- _WHAT IS REQUIRED_: Look through the material below and give the number of lines holding "would", with no other words.

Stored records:

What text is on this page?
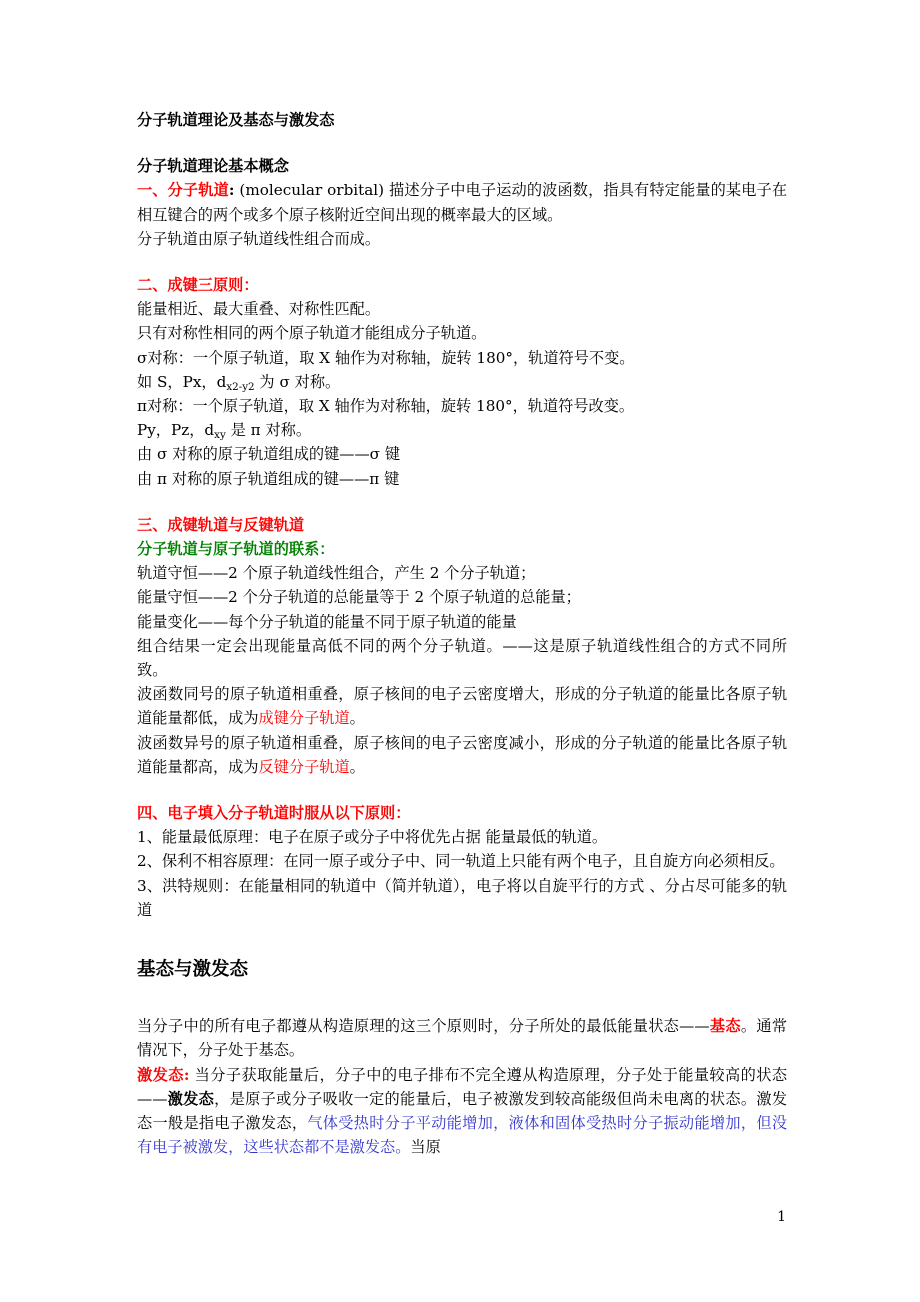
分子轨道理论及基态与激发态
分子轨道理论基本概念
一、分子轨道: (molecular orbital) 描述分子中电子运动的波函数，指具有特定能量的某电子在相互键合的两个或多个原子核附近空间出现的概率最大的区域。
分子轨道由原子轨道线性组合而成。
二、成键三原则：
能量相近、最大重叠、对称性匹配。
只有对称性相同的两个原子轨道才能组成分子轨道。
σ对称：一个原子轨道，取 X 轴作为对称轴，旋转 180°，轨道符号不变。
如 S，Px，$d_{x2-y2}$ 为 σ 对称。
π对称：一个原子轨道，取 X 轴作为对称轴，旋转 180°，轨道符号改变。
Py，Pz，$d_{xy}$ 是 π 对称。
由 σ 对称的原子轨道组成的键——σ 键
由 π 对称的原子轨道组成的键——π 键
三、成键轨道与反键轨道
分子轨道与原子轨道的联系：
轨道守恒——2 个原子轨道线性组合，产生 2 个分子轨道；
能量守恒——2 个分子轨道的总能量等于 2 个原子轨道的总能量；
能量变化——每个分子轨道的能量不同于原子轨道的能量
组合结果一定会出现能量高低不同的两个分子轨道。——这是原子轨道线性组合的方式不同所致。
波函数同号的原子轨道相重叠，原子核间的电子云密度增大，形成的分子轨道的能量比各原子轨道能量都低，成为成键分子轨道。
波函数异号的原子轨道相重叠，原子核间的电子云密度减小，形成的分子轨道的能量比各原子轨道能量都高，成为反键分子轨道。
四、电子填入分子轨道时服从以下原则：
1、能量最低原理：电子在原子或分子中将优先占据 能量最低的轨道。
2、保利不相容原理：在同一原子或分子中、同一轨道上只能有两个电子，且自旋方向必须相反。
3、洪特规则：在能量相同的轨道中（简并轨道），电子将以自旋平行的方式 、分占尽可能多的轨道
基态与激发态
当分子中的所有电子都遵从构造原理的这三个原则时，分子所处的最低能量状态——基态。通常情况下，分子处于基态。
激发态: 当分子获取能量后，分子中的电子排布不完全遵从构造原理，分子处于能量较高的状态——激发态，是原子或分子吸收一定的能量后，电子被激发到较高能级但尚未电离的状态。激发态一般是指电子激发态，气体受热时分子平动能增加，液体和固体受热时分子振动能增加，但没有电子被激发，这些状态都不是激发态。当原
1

* * *

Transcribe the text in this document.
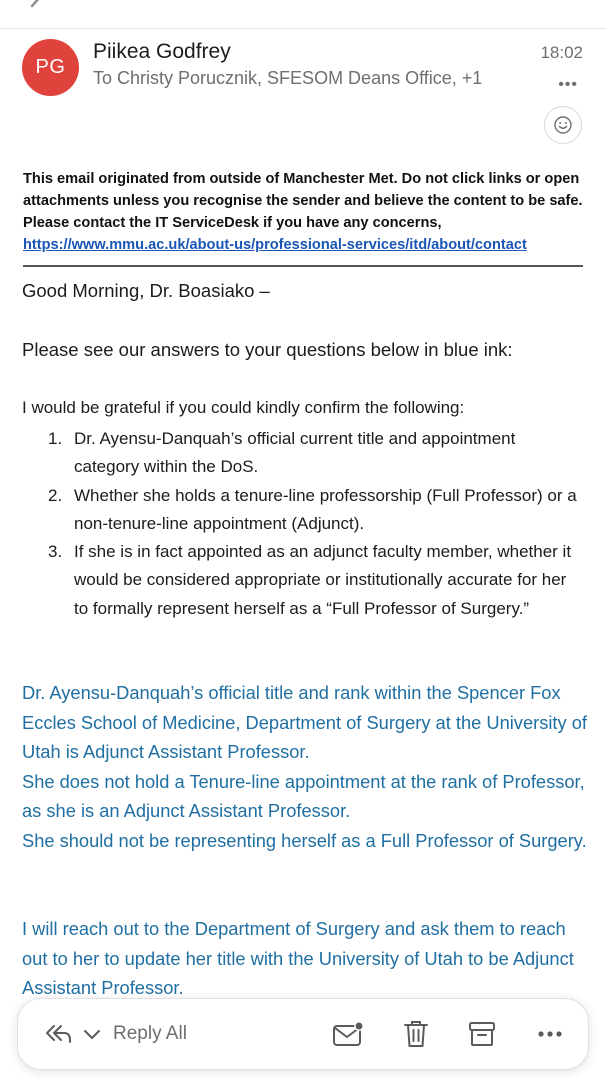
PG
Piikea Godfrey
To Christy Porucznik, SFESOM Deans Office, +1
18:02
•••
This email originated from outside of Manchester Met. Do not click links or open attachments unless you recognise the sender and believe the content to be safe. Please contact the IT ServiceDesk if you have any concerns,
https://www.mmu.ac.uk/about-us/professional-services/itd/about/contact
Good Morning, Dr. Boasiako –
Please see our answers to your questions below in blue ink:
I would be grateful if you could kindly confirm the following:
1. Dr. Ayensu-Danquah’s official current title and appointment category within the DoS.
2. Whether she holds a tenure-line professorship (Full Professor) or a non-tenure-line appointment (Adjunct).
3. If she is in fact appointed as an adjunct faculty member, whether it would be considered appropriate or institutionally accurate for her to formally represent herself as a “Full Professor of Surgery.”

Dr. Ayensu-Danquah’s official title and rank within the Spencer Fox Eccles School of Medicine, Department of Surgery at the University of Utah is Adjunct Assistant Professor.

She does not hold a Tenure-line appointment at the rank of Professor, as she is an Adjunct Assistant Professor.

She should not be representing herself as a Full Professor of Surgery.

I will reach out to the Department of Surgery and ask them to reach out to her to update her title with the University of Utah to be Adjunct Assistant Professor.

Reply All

==

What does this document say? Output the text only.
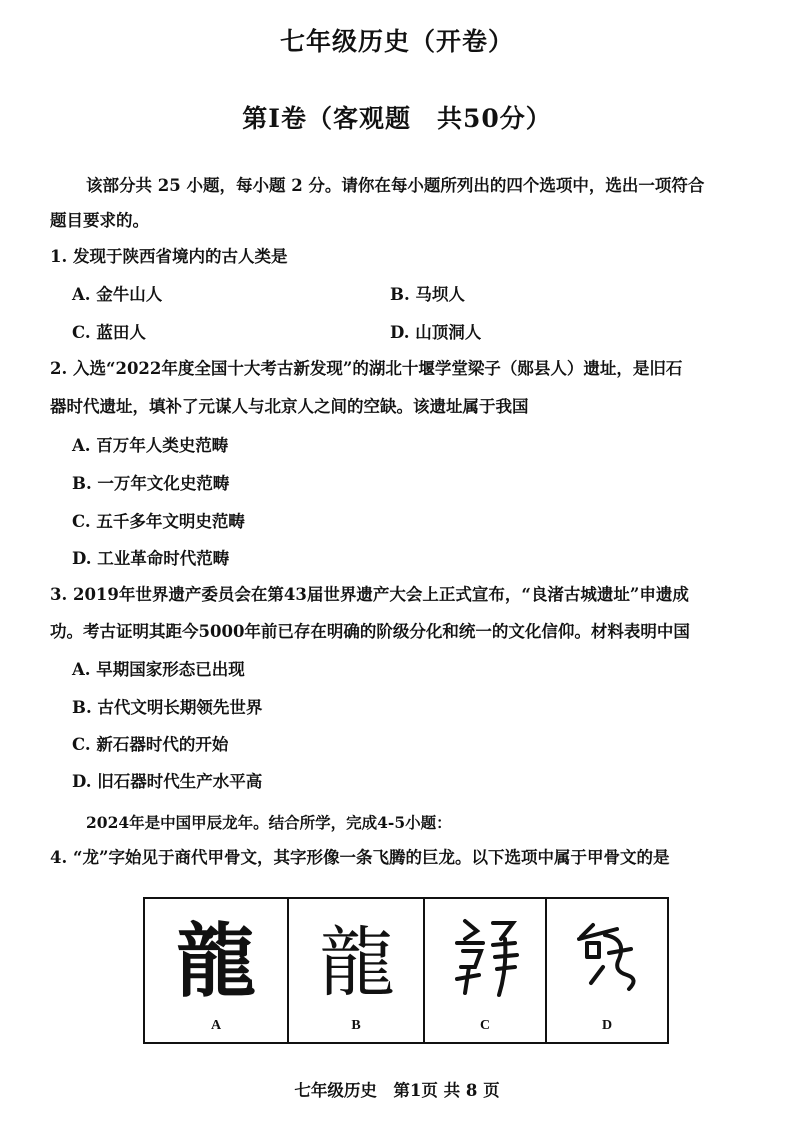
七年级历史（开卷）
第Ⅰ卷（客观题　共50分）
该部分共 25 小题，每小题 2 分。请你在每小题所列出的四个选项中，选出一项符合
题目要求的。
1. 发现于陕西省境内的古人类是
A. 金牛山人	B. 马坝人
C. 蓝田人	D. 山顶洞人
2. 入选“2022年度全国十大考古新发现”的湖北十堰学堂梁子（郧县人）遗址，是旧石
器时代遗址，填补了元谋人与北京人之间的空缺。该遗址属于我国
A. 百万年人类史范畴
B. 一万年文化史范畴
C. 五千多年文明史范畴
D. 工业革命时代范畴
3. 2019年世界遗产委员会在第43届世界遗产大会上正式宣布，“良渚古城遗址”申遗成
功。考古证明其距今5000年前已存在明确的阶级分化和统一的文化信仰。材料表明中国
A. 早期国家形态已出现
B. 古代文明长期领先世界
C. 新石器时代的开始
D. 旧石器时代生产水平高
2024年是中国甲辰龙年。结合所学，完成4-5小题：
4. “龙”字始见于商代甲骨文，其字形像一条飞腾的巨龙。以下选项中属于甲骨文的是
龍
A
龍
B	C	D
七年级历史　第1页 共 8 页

- _TASK ANSWER_: 2